■ **Stated problem**:
Scan the lines below; pull out those with "arrow".

■ **Input for this task**:
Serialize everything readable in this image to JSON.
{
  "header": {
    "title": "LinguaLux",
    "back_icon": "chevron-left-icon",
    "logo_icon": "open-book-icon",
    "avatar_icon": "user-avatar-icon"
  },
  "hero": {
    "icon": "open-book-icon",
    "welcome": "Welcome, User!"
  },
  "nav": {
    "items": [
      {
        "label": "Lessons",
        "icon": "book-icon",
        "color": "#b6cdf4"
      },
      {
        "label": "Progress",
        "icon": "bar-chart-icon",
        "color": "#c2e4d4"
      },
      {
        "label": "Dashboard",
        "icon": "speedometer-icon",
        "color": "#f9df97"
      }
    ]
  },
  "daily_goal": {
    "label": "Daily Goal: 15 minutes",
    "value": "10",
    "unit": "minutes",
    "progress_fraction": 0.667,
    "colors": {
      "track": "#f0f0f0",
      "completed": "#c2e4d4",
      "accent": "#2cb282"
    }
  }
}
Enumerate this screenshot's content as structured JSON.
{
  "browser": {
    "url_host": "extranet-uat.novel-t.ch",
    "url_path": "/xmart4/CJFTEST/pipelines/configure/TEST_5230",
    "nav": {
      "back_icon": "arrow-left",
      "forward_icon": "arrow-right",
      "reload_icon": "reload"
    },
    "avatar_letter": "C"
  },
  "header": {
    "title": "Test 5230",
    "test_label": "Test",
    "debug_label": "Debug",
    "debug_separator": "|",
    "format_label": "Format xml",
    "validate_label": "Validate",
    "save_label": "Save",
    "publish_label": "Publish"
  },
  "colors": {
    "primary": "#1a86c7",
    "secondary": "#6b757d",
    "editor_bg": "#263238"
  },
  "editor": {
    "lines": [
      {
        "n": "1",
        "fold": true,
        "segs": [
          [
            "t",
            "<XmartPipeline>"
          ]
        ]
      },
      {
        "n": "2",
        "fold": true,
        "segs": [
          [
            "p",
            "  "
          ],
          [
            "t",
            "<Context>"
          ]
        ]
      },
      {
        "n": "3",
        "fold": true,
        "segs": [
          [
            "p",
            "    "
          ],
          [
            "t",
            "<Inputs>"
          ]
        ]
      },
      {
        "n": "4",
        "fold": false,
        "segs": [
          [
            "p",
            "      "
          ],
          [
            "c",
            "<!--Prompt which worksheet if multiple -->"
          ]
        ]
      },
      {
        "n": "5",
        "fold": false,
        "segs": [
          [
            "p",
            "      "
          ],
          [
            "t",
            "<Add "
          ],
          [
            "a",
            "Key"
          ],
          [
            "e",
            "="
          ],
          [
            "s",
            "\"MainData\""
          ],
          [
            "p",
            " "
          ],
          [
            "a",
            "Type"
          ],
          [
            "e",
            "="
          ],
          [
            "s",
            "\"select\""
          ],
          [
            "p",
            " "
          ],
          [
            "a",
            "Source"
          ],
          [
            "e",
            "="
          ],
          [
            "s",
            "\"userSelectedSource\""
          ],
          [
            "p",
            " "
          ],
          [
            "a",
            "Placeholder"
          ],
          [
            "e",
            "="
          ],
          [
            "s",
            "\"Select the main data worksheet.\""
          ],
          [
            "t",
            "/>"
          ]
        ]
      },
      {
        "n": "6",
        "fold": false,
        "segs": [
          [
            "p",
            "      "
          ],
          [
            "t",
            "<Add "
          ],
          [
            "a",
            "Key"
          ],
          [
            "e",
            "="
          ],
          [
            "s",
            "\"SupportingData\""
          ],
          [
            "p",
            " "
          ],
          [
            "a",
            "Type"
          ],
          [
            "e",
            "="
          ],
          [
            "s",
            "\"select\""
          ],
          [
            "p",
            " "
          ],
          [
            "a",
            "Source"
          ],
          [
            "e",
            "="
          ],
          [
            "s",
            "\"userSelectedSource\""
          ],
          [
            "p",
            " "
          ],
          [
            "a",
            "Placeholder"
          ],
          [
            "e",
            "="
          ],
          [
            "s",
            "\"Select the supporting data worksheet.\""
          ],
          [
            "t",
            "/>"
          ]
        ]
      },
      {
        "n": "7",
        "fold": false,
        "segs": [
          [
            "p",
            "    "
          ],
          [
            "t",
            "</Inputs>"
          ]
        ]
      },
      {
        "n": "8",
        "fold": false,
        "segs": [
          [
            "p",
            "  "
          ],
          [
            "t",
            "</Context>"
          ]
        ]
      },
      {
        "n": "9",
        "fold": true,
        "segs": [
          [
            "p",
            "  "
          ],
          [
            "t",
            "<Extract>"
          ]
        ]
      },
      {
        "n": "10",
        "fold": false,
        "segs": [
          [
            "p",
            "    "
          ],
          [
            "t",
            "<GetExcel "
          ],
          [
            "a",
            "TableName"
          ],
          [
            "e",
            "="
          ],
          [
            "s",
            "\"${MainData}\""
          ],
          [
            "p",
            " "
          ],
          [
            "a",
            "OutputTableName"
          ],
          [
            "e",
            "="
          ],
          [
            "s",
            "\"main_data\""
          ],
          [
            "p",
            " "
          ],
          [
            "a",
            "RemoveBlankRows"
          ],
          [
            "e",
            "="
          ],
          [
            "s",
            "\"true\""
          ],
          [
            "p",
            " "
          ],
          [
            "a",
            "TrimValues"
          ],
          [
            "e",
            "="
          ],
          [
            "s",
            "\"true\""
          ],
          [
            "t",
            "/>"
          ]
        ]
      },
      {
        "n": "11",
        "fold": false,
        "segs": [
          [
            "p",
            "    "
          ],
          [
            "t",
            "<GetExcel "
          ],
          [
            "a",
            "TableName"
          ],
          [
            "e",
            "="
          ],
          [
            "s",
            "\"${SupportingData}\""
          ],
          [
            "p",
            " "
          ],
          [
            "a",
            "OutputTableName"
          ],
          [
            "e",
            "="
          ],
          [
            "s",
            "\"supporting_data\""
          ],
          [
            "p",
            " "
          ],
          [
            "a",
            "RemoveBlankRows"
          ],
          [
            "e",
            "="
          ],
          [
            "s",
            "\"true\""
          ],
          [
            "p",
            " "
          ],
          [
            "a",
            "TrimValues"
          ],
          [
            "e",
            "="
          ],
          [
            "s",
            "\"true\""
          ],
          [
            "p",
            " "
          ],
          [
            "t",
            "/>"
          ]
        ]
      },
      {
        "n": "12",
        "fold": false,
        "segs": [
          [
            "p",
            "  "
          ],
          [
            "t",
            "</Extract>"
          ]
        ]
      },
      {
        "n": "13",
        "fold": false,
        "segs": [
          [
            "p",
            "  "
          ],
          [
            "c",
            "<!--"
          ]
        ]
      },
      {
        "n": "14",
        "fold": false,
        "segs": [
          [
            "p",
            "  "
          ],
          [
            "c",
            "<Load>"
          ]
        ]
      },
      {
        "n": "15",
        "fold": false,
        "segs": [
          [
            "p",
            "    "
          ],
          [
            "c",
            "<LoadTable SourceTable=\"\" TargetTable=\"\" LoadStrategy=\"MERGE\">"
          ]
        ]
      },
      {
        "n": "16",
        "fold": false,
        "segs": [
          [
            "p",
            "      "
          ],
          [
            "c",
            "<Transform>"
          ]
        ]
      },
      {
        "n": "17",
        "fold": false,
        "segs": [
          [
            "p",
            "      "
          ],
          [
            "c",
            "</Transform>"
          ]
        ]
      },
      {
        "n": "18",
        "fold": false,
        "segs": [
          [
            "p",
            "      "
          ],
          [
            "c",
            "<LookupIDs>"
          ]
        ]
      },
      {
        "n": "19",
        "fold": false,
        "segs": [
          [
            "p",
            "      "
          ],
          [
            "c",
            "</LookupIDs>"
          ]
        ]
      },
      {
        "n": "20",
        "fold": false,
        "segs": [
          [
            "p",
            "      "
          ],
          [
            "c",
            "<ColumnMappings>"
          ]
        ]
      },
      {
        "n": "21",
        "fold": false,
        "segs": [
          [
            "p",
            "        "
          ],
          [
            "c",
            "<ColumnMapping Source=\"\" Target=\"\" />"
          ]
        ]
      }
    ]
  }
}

■ **Problem solution**:
      "back_icon": "arrow-left",
      "forward_icon": "arrow-right",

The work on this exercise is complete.